__Required task__: Search the listing below for the word "bâti" and copy each line that holds it.

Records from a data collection
════════════════
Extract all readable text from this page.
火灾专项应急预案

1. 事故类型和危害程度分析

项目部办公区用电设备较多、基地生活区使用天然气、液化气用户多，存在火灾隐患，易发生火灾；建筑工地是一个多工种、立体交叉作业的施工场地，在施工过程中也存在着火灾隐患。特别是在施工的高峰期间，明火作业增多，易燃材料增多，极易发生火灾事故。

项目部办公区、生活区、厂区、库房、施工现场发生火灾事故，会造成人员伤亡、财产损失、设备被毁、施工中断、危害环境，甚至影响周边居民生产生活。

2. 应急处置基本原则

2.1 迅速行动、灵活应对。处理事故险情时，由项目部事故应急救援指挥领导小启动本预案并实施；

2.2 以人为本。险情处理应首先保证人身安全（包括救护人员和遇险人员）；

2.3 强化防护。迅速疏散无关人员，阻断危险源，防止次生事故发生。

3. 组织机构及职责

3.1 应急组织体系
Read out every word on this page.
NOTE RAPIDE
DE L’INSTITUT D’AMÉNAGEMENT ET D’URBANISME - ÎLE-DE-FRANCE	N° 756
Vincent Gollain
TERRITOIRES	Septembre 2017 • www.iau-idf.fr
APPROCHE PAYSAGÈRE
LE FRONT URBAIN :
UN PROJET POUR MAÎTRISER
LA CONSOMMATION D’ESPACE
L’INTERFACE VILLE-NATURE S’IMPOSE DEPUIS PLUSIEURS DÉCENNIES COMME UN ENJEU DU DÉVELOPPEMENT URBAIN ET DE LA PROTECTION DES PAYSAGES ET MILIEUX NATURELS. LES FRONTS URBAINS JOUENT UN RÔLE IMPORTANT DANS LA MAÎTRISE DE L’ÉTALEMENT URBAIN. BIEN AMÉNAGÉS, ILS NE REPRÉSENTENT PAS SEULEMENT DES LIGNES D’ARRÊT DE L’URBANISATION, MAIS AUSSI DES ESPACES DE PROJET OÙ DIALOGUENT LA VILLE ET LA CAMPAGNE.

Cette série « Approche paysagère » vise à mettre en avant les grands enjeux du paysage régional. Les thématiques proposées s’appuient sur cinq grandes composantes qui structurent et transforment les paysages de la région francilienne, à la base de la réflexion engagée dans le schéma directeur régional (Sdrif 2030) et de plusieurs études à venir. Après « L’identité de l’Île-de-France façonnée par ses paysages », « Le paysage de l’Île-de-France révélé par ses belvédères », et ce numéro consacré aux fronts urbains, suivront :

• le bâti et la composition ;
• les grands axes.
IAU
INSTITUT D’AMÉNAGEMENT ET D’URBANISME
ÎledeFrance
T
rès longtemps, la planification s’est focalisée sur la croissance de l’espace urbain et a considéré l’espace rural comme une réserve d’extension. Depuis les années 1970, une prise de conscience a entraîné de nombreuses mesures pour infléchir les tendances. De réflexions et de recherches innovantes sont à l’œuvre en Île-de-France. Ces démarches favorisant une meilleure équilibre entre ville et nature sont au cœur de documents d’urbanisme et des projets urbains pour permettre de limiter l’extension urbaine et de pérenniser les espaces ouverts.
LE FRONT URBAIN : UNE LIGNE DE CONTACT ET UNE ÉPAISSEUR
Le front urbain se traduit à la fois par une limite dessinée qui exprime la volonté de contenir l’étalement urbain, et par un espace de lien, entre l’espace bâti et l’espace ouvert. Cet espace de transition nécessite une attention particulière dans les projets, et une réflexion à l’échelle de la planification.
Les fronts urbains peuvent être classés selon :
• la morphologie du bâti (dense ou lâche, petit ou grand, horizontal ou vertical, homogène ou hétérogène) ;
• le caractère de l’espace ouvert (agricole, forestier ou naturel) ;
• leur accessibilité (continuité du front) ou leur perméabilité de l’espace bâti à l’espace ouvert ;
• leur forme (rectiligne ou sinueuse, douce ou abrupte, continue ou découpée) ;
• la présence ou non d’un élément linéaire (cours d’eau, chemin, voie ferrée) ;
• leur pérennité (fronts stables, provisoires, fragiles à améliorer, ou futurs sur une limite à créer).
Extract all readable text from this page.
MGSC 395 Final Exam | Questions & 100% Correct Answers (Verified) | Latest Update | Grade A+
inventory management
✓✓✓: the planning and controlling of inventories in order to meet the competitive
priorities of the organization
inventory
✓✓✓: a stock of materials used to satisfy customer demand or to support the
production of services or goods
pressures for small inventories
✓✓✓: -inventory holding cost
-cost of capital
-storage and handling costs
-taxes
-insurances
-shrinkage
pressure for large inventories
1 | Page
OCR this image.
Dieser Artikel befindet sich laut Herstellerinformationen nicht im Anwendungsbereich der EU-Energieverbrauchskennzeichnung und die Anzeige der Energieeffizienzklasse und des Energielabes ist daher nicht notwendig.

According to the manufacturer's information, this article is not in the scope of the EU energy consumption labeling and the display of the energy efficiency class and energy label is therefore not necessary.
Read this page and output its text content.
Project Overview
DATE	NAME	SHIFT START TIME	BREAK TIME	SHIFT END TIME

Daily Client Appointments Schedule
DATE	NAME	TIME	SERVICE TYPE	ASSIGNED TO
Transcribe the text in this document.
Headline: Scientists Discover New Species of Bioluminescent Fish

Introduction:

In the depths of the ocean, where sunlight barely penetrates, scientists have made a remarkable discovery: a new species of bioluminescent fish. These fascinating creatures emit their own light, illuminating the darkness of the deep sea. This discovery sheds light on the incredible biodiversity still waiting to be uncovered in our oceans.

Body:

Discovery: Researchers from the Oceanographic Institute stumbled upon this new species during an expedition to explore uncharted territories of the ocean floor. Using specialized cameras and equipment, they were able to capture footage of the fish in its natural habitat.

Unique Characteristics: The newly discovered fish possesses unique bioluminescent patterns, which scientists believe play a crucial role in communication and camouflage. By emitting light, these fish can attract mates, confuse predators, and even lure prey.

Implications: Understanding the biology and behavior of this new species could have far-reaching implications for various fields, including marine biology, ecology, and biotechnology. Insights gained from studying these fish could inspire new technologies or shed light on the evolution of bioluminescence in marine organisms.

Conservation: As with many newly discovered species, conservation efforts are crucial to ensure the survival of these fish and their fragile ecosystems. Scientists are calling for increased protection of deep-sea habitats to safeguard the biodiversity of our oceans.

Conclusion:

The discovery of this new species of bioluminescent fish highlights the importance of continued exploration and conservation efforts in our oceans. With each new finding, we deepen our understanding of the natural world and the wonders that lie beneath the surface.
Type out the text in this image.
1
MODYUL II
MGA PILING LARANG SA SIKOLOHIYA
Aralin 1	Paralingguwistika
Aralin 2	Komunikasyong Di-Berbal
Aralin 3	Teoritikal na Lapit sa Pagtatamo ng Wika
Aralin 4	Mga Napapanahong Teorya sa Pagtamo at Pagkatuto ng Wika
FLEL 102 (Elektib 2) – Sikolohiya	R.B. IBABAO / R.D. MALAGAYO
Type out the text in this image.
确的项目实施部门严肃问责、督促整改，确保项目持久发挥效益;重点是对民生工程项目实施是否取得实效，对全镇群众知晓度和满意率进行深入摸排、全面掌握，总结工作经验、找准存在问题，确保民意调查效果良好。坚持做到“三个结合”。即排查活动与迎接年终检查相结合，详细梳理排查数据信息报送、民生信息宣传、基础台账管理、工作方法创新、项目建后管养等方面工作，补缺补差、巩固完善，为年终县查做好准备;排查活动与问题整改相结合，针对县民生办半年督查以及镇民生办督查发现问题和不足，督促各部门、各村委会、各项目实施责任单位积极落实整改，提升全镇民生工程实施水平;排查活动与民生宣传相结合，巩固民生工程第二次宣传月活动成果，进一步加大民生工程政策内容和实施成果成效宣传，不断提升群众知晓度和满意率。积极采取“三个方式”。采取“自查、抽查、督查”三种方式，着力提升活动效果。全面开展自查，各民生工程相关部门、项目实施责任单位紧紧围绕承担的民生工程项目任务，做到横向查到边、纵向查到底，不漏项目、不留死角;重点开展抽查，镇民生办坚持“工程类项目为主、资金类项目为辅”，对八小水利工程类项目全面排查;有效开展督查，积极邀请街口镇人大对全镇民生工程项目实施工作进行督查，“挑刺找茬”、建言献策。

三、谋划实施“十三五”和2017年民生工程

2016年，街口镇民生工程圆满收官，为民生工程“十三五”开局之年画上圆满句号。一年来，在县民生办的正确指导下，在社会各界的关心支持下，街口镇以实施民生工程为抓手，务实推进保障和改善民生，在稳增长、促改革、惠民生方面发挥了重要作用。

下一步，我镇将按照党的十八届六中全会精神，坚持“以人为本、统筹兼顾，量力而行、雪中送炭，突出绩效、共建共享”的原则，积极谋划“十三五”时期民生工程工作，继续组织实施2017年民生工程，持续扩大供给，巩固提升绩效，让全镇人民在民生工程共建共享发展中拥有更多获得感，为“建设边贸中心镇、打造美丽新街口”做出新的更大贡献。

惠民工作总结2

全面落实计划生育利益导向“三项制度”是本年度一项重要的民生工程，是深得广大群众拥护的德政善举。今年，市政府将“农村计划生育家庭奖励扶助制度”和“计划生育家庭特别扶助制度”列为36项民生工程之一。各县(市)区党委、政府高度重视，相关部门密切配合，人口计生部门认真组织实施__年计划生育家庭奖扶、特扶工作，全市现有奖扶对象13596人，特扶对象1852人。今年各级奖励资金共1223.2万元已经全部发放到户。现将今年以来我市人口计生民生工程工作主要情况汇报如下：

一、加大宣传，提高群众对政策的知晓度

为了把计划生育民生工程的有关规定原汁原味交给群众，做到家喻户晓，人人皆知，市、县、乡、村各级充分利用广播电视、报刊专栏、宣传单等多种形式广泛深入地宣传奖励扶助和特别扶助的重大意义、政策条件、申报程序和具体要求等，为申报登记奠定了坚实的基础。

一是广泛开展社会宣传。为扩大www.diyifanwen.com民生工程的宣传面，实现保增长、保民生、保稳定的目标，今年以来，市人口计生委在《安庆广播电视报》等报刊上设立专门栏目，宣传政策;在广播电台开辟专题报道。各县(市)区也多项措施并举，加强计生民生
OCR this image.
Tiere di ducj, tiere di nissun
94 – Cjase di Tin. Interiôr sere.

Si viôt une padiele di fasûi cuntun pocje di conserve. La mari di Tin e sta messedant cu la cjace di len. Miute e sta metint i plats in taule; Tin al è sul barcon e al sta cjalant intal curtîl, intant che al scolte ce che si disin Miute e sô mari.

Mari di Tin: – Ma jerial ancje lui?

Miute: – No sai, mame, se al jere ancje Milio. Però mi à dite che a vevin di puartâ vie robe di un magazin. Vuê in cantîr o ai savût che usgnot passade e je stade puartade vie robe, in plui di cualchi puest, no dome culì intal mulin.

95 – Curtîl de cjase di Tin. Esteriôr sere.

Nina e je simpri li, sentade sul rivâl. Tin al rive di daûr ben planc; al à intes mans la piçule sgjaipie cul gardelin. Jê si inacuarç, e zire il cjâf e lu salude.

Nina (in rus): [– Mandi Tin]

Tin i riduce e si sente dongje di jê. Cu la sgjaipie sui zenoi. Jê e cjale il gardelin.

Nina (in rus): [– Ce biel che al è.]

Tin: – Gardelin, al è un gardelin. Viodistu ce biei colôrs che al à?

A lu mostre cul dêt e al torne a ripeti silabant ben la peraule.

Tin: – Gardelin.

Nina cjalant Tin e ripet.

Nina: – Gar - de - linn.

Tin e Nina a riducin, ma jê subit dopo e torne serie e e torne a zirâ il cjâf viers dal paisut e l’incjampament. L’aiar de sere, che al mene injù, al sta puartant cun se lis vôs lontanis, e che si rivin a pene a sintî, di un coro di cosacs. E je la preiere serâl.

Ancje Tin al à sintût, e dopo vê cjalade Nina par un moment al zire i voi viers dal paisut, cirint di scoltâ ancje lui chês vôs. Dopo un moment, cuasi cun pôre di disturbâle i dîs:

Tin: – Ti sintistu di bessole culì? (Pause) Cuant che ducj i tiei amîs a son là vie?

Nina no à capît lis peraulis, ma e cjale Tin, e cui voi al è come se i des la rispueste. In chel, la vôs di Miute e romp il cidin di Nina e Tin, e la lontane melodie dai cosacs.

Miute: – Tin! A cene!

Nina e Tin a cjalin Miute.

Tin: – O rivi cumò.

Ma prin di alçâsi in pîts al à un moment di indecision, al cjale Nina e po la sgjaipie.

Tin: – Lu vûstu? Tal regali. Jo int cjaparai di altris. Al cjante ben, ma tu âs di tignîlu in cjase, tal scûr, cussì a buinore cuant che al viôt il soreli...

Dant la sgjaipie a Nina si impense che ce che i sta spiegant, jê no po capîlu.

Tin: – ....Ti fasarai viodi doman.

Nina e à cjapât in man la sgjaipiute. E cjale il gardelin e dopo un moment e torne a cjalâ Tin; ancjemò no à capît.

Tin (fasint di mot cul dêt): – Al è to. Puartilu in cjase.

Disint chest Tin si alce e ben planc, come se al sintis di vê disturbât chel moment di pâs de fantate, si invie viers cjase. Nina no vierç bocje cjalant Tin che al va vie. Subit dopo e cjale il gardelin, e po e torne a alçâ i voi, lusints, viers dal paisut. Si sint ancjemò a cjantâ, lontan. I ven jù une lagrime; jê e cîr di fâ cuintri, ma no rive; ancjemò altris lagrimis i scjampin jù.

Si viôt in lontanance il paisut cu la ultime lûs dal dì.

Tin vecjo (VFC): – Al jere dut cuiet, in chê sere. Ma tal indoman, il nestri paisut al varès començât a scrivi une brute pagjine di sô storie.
════════════════
__The response__:
• le bâti et la composition ;
Le front urbain se traduit à la fois par une limite dessinée qui exprime la volonté de contenir l’étalement urbain, et par un espace de lien, entre l’espace bâti et l’espace ouvert. Cet espace de transition nécessite une attention particulière dans les projets, et une réflexion à l’échelle de la planification.
• la morphologie du bâti (dense ou lâche, petit ou grand, horizontal ou vertical, homogène ou hétérogène) ;
• leur accessibilité (continuité du front) ou leur perméabilité de l’espace bâti à l’espace ouvert ;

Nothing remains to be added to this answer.